## Information shown
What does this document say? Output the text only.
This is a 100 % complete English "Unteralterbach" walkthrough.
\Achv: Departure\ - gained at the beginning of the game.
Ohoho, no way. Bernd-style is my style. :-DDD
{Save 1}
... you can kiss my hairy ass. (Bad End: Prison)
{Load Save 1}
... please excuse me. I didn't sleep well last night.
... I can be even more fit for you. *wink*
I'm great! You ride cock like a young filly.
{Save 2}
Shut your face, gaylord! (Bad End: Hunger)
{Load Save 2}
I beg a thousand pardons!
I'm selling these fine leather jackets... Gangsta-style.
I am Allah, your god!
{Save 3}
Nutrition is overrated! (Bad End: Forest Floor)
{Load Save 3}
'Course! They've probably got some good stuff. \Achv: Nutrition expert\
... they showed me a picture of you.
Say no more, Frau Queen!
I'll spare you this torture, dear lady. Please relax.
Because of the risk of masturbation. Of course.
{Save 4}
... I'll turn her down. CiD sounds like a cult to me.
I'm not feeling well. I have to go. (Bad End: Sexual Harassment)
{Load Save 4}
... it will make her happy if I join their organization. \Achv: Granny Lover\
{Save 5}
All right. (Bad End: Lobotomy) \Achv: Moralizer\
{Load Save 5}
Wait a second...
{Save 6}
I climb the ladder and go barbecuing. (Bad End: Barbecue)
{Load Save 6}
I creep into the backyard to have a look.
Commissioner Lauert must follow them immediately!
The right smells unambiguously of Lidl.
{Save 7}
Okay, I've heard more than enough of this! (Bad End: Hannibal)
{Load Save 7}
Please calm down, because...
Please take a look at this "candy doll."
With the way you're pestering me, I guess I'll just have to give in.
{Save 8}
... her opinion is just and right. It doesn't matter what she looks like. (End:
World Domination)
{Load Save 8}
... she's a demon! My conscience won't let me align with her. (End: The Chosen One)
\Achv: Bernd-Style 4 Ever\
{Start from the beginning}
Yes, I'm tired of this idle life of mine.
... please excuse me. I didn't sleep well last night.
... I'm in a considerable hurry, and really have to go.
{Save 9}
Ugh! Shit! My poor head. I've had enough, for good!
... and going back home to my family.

## What is required
Restate all of the entries exactly, please.

## Exercise answer
What does this document say? Output the text only.
This is a 100 % complete English "Unteralterbach" walkthrough.
\Achv: Departure\ - gained at the beginning of the game.
Ohoho, no way. Bernd-style is my style. :-DDD
{Save 1}
... you can kiss my hairy ass. (Bad End: Prison)
{Load Save 1}
... please excuse me. I didn't sleep well last night.
... I can be even more fit for you. *wink*
I'm great! You ride cock like a young filly.
{Save 2}
Shut your face, gaylord! (Bad End: Hunger)
{Load Save 2}
I beg a thousand pardons!
I'm selling these fine leather jackets... Gangsta-style.
I am Allah, your god!
{Save 3}
Nutrition is overrated! (Bad End: Forest Floor)
{Load Save 3}
'Course! They've probably got some good stuff. \Achv: Nutrition expert\
... they showed me a picture of you.
Say no more, Frau Queen!
I'll spare you this torture, dear lady. Please relax.
Because of the risk of masturbation. Of course.
{Save 4}
... I'll turn her down. CiD sounds like a cult to me.
I'm not feeling well. I have to go. (Bad End: Sexual Harassment)
{Load Save 4}
... it will make her happy if I join their organization. \Achv: Granny Lover\
{Save 5}
All right. (Bad End: Lobotomy) \Achv: Moralizer\
{Load Save 5}
Wait a second...
{Save 6}
I climb the ladder and go barbecuing. (Bad End: Barbecue)
{Load Save 6}
I creep into the backyard to have a look.
Commissioner Lauert must follow them immediately!
The right smells unambiguously of Lidl.
{Save 7}
Okay, I've heard more than enough of this! (Bad End: Hannibal)
{Load Save 7}
Please calm down, because...
Please take a look at this "candy doll."
With the way you're pestering me, I guess I'll just have to give in.
{Save 8}
... her opinion is just and right. It doesn't matter what she looks like. (End:
World Domination)
{Load Save 8}
... she's a demon! My conscience won't let me align with her. (End: The Chosen One)
\Achv: Bernd-Style 4 Ever\
{Start from the beginning}
Yes, I'm tired of this idle life of mine.
... please excuse me. I didn't sleep well last night.
... I'm in a considerable hurry, and really have to go.
{Save 9}
Ugh! Shit! My poor head. I've had enough, for good!
... and going back home to my family.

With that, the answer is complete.